● **What is needed**
Reproduce the listing below verbatim.

● **Provided data**
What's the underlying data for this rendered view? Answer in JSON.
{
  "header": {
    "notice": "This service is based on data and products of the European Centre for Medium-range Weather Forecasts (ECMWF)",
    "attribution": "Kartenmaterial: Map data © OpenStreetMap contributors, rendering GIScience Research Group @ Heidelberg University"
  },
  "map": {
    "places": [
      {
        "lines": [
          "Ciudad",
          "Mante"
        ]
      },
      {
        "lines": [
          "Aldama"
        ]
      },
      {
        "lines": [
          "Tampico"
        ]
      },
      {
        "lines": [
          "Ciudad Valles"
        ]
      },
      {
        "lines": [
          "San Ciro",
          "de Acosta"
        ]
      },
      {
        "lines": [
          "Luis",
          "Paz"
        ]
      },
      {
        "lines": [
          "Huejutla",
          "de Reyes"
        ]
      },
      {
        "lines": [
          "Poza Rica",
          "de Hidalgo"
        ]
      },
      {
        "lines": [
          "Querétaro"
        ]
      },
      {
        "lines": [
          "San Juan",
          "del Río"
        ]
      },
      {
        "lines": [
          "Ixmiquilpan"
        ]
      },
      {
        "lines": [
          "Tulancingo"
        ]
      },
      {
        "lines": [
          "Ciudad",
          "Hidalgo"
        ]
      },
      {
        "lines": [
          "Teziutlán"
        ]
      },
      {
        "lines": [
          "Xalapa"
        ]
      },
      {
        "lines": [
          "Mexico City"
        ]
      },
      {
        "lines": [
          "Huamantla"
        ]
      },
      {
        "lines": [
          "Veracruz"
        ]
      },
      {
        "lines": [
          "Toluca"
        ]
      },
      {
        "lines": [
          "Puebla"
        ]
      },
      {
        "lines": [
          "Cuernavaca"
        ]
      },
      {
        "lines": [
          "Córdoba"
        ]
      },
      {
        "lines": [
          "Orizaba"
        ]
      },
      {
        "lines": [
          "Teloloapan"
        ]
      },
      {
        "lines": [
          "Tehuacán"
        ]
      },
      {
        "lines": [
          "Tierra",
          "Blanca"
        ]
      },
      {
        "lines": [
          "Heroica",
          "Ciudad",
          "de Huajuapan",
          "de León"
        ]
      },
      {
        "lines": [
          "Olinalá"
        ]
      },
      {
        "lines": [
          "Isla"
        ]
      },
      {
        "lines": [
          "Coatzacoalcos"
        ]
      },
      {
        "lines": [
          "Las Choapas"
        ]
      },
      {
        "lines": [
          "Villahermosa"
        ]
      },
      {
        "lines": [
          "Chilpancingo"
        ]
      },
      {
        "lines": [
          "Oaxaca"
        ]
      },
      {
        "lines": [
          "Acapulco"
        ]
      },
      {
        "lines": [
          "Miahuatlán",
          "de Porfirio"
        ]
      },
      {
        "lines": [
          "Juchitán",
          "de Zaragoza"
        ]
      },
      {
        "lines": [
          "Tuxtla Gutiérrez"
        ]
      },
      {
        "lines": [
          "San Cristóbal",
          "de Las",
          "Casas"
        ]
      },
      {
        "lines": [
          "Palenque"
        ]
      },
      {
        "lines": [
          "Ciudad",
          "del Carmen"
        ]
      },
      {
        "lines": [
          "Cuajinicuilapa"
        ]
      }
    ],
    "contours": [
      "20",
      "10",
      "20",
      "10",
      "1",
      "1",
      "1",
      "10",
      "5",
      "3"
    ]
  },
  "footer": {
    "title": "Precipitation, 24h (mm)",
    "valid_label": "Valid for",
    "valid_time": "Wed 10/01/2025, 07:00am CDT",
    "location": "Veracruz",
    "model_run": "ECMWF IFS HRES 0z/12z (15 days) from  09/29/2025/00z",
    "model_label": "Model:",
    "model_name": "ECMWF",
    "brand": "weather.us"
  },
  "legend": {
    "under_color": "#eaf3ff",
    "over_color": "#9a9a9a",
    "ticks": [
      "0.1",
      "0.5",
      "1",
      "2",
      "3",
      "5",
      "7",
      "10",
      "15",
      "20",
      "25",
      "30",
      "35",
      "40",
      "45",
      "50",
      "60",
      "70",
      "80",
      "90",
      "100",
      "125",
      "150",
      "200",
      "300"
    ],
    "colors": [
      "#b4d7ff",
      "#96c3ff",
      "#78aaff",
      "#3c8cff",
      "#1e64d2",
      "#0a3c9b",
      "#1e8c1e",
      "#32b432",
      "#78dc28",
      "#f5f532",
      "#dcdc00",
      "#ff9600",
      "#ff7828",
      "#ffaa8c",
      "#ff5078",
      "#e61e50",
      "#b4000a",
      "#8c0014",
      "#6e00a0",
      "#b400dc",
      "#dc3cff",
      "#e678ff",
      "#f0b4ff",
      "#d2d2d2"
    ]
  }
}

● **Correct output**
What's the underlying data for this rendered view? Answer in JSON.
{
  "header": {
    "notice": "This service is based on data and products of the European Centre for Medium-range Weather Forecasts (ECMWF)",
    "attribution": "Kartenmaterial: Map data © OpenStreetMap contributors, rendering GIScience Research Group @ Heidelberg University"
  },
  "map": {
    "places": [
      {
        "lines": [
          "Ciudad",
          "Mante"
        ]
      },
      {
        "lines": [
          "Aldama"
        ]
      },
      {
        "lines": [
          "Tampico"
        ]
      },
      {
        "lines": [
          "Ciudad Valles"
        ]
      },
      {
        "lines": [
          "San Ciro",
          "de Acosta"
        ]
      },
      {
        "lines": [
          "Luis",
          "Paz"
        ]
      },
      {
        "lines": [
          "Huejutla",
          "de Reyes"
        ]
      },
      {
        "lines": [
          "Poza Rica",
          "de Hidalgo"
        ]
      },
      {
        "lines": [
          "Querétaro"
        ]
      },
      {
        "lines": [
          "San Juan",
          "del Río"
        ]
      },
      {
        "lines": [
          "Ixmiquilpan"
        ]
      },
      {
        "lines": [
          "Tulancingo"
        ]
      },
      {
        "lines": [
          "Ciudad",
          "Hidalgo"
        ]
      },
      {
        "lines": [
          "Teziutlán"
        ]
      },
      {
        "lines": [
          "Xalapa"
        ]
      },
      {
        "lines": [
          "Mexico City"
        ]
      },
      {
        "lines": [
          "Huamantla"
        ]
      },
      {
        "lines": [
          "Veracruz"
        ]
      },
      {
        "lines": [
          "Toluca"
        ]
      },
      {
        "lines": [
          "Puebla"
        ]
      },
      {
        "lines": [
          "Cuernavaca"
        ]
      },
      {
        "lines": [
          "Córdoba"
        ]
      },
      {
        "lines": [
          "Orizaba"
        ]
      },
      {
        "lines": [
          "Teloloapan"
        ]
      },
      {
        "lines": [
          "Tehuacán"
        ]
      },
      {
        "lines": [
          "Tierra",
          "Blanca"
        ]
      },
      {
        "lines": [
          "Heroica",
          "Ciudad",
          "de Huajuapan",
          "de León"
        ]
      },
      {
        "lines": [
          "Olinalá"
        ]
      },
      {
        "lines": [
          "Isla"
        ]
      },
      {
        "lines": [
          "Coatzacoalcos"
        ]
      },
      {
        "lines": [
          "Las Choapas"
        ]
      },
      {
        "lines": [
          "Villahermosa"
        ]
      },
      {
        "lines": [
          "Chilpancingo"
        ]
      },
      {
        "lines": [
          "Oaxaca"
        ]
      },
      {
        "lines": [
          "Acapulco"
        ]
      },
      {
        "lines": [
          "Miahuatlán",
          "de Porfirio"
        ]
      },
      {
        "lines": [
          "Juchitán",
          "de Zaragoza"
        ]
      },
      {
        "lines": [
          "Tuxtla Gutiérrez"
        ]
      },
      {
        "lines": [
          "San Cristóbal",
          "de Las",
          "Casas"
        ]
      },
      {
        "lines": [
          "Palenque"
        ]
      },
      {
        "lines": [
          "Ciudad",
          "del Carmen"
        ]
      },
      {
        "lines": [
          "Cuajinicuilapa"
        ]
      }
    ],
    "contours": [
      "20",
      "10",
      "20",
      "10",
      "1",
      "1",
      "1",
      "10",
      "5",
      "3"
    ]
  },
  "footer": {
    "title": "Precipitation, 24h (mm)",
    "valid_label": "Valid for",
    "valid_time": "Wed 10/01/2025, 07:00am CDT",
    "location": "Veracruz",
    "model_run": "ECMWF IFS HRES 0z/12z (15 days) from  09/29/2025/00z",
    "model_label": "Model:",
    "model_name": "ECMWF",
    "brand": "weather.us"
  },
  "legend": {
    "under_color": "#eaf3ff",
    "over_color": "#9a9a9a",
    "ticks": [
      "0.1",
      "0.5",
      "1",
      "2",
      "3",
      "5",
      "7",
      "10",
      "15",
      "20",
      "25",
      "30",
      "35",
      "40",
      "45",
      "50",
      "60",
      "70",
      "80",
      "90",
      "100",
      "125",
      "150",
      "200",
      "300"
    ],
    "colors": [
      "#b4d7ff",
      "#96c3ff",
      "#78aaff",
      "#3c8cff",
      "#1e64d2",
      "#0a3c9b",
      "#1e8c1e",
      "#32b432",
      "#78dc28",
      "#f5f532",
      "#dcdc00",
      "#ff9600",
      "#ff7828",
      "#ffaa8c",
      "#ff5078",
      "#e61e50",
      "#b4000a",
      "#8c0014",
      "#6e00a0",
      "#b400dc",
      "#dc3cff",
      "#e678ff",
      "#f0b4ff",
      "#d2d2d2"
    ]
  }
}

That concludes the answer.